List all the lines in these records that hold "видела".

» **Dataset entries**:

────────────────

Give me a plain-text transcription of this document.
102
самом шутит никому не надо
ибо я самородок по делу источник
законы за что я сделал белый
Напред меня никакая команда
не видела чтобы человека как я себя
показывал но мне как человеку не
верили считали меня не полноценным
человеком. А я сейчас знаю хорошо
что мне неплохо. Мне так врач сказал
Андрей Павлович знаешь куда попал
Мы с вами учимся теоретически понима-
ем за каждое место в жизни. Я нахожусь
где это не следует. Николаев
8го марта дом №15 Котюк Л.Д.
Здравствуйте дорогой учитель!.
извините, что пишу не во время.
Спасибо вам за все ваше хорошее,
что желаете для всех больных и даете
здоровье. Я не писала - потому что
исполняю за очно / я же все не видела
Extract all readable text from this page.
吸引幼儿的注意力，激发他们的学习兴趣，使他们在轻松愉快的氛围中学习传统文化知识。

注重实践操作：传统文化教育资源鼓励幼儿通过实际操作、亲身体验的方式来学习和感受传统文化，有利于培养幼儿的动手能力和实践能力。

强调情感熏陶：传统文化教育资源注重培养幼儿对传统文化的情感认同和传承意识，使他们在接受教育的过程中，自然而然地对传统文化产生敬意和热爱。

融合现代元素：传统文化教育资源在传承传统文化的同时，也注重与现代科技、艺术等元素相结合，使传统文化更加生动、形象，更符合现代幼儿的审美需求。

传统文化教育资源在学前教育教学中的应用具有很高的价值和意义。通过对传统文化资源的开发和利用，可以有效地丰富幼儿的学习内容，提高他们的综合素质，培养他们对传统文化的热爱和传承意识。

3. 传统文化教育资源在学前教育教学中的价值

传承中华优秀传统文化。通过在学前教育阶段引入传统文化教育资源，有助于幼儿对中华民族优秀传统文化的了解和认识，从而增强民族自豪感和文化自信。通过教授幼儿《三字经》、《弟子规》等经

────────────────

» **Output of the exercise**:
не видела чтобы человека как я себя
исполняю за очно / я же все не видела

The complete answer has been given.